*MATERIAL PROVIDED*

►

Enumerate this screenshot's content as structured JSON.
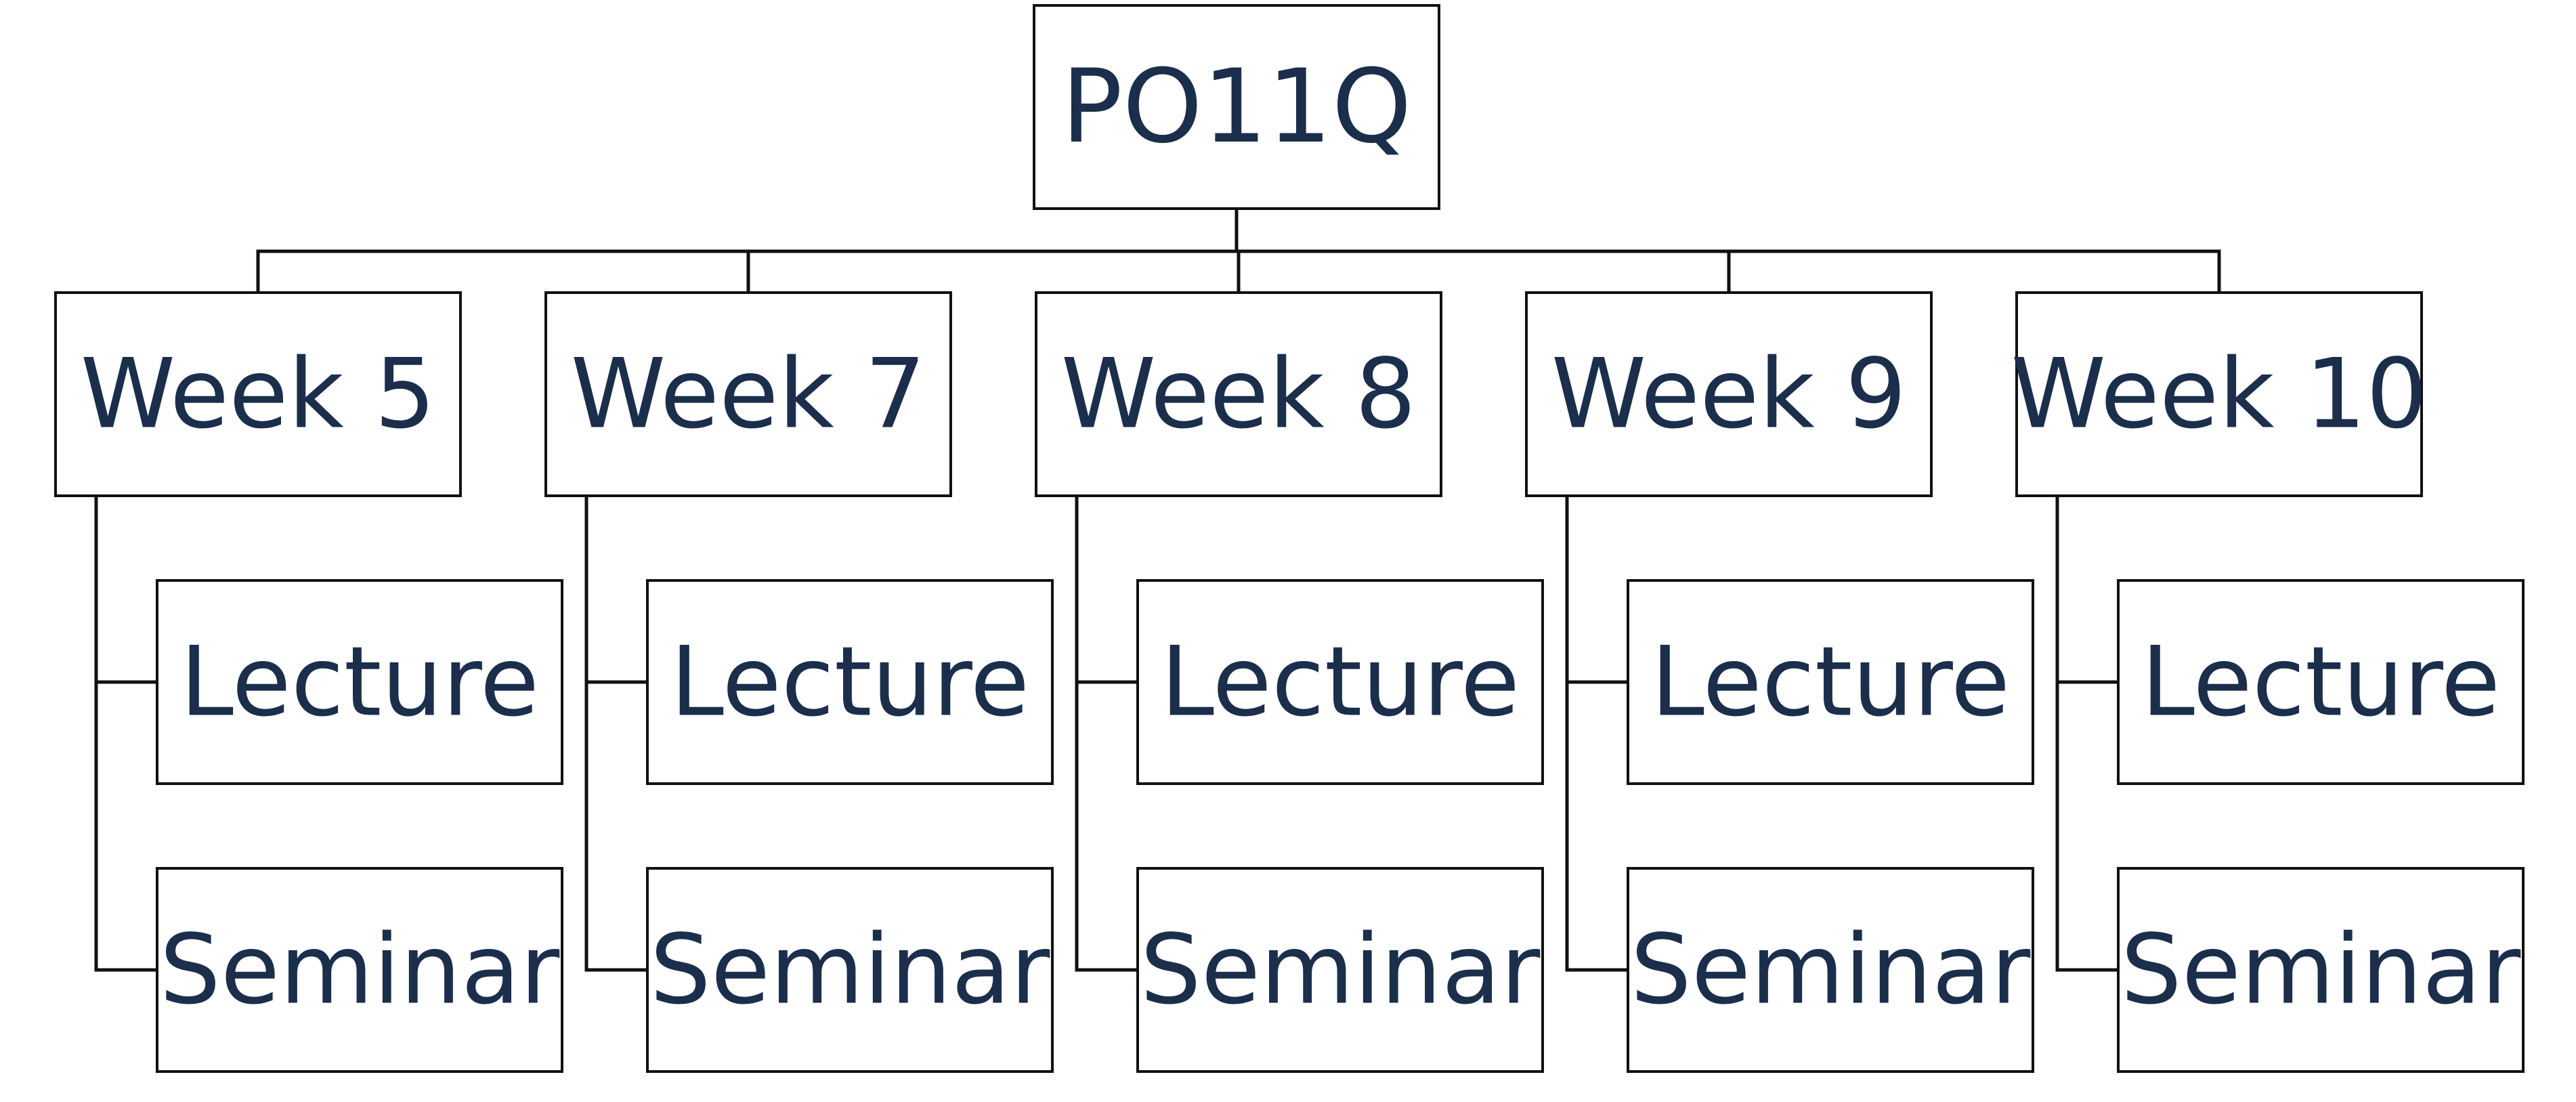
{
  "colors": {
    "text": "#1b2e4b",
    "stroke": "#111111",
    "background": "#ffffff"
  },
  "root": {
    "label": "PO11Q"
  },
  "weeks": [
    {
      "label": "Week 5",
      "children": [
        "Lecture",
        "Seminar"
      ]
    },
    {
      "label": "Week 7",
      "children": [
        "Lecture",
        "Seminar"
      ]
    },
    {
      "label": "Week 8",
      "children": [
        "Lecture",
        "Seminar"
      ]
    },
    {
      "label": "Week 9",
      "children": [
        "Lecture",
        "Seminar"
      ]
    },
    {
      "label": "Week 10",
      "children": [
        "Lecture",
        "Seminar"
      ]
    }
  ]
}
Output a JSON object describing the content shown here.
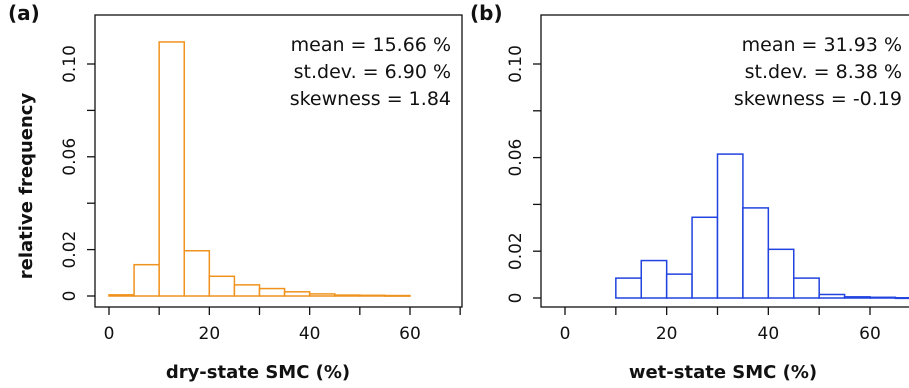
{
  "figure": {
    "panels": [
      "(a)",
      "(b)"
    ]
  },
  "chart_data": [
    {
      "type": "bar",
      "panel": "(a)",
      "bar_color": "#f0921e",
      "xlabel": "dry-state SMC (%)",
      "ylabel": "relative frequency",
      "xlim": [
        -5,
        70
      ],
      "ylim": [
        0,
        0.112
      ],
      "x_ticks": [
        "0",
        "20",
        "40",
        "60"
      ],
      "y_ticks": [
        "0",
        "0.02",
        "0.06",
        "0.10"
      ],
      "y_tick_values": [
        0,
        0.02,
        0.06,
        0.1
      ],
      "x_tick_values": [
        0,
        20,
        40,
        60
      ],
      "bin_edges": [
        0,
        5,
        10,
        15,
        20,
        25,
        30,
        35,
        40,
        45,
        50,
        55,
        60
      ],
      "values": [
        0.0005,
        0.0135,
        0.1095,
        0.0195,
        0.0085,
        0.0048,
        0.0032,
        0.0018,
        0.0009,
        0.0004,
        0.0003,
        0.0002
      ],
      "stats": [
        "mean = 15.66 %",
        "st.dev. = 6.90 %",
        "skewness = 1.84"
      ]
    },
    {
      "type": "bar",
      "panel": "(b)",
      "bar_color": "#2143e0",
      "xlabel": "wet-state SMC (%)",
      "ylabel": "",
      "xlim": [
        -5,
        70
      ],
      "ylim": [
        0,
        0.112
      ],
      "x_ticks": [
        "0",
        "20",
        "40",
        "60"
      ],
      "y_ticks": [
        "0",
        "0.02",
        "0.06",
        "0.10"
      ],
      "y_tick_values": [
        0,
        0.02,
        0.06,
        0.1
      ],
      "x_tick_values": [
        0,
        20,
        40,
        60
      ],
      "bin_edges": [
        10,
        15,
        20,
        25,
        30,
        35,
        40,
        45,
        50,
        55,
        60,
        65,
        70
      ],
      "values": [
        0.0085,
        0.016,
        0.0102,
        0.0345,
        0.0615,
        0.0385,
        0.0208,
        0.0085,
        0.0015,
        0.0005,
        0.0003,
        0.0001
      ],
      "stats": [
        "mean = 31.93 %",
        "st.dev. = 8.38 %",
        "skewness = -0.19"
      ]
    }
  ]
}
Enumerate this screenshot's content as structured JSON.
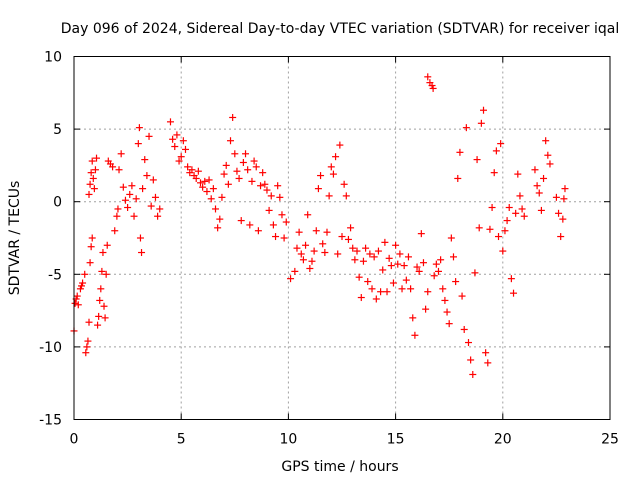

◄

*WHAT YOU WILL DO*
All the material shown above is to be copied exactly, with no pictures carried over.

*EXERCISE RESULT*
Enumerate this screenshot's content as structured JSON.
{
  "colors": {
    "text": "#1b2e4b",
    "stroke": "#111111",
    "background": "#ffffff"
  },
  "root": {
    "label": "PO11Q"
  },
  "weeks": [
    {
      "label": "Week 5",
      "children": [
        "Lecture",
        "Seminar"
      ]
    },
    {
      "label": "Week 7",
      "children": [
        "Lecture",
        "Seminar"
      ]
    },
    {
      "label": "Week 8",
      "children": [
        "Lecture",
        "Seminar"
      ]
    },
    {
      "label": "Week 9",
      "children": [
        "Lecture",
        "Seminar"
      ]
    },
    {
      "label": "Week 10",
      "children": [
        "Lecture",
        "Seminar"
      ]
    }
  ]
}
Output a JSON object describing the content shown here.
{
  "figure": {
    "panels": [
      "(a)",
      "(b)"
    ]
  },
  "chart_data": [
    {
      "type": "bar",
      "panel": "(a)",
      "bar_color": "#f0921e",
      "xlabel": "dry-state SMC (%)",
      "ylabel": "relative frequency",
      "xlim": [
        -5,
        70
      ],
      "ylim": [
        0,
        0.112
      ],
      "x_ticks": [
        "0",
        "20",
        "40",
        "60"
      ],
      "y_ticks": [
        "0",
        "0.02",
        "0.06",
        "0.10"
      ],
      "y_tick_values": [
        0,
        0.02,
        0.06,
        0.1
      ],
      "x_tick_values": [
        0,
        20,
        40,
        60
      ],
      "bin_edges": [
        0,
        5,
        10,
        15,
        20,
        25,
        30,
        35,
        40,
        45,
        50,
        55,
        60
      ],
      "values": [
        0.0005,
        0.0135,
        0.1095,
        0.0195,
        0.0085,
        0.0048,
        0.0032,
        0.0018,
        0.0009,
        0.0004,
        0.0003,
        0.0002
      ],
      "stats": [
        "mean = 15.66 %",
        "st.dev. = 6.90 %",
        "skewness = 1.84"
      ]
    },
    {
      "type": "bar",
      "panel": "(b)",
      "bar_color": "#2143e0",
      "xlabel": "wet-state SMC (%)",
      "ylabel": "",
      "xlim": [
        -5,
        70
      ],
      "ylim": [
        0,
        0.112
      ],
      "x_ticks": [
        "0",
        "20",
        "40",
        "60"
      ],
      "y_ticks": [
        "0",
        "0.02",
        "0.06",
        "0.10"
      ],
      "y_tick_values": [
        0,
        0.02,
        0.06,
        0.1
      ],
      "x_tick_values": [
        0,
        20,
        40,
        60
      ],
      "bin_edges": [
        10,
        15,
        20,
        25,
        30,
        35,
        40,
        45,
        50,
        55,
        60,
        65,
        70
      ],
      "values": [
        0.0085,
        0.016,
        0.0102,
        0.0345,
        0.0615,
        0.0385,
        0.0208,
        0.0085,
        0.0015,
        0.0005,
        0.0003,
        0.0001
      ],
      "stats": [
        "mean = 31.93 %",
        "st.dev. = 8.38 %",
        "skewness = -0.19"
      ]
    }
  ]
}
Enumerate this screenshot's content as structured JSON.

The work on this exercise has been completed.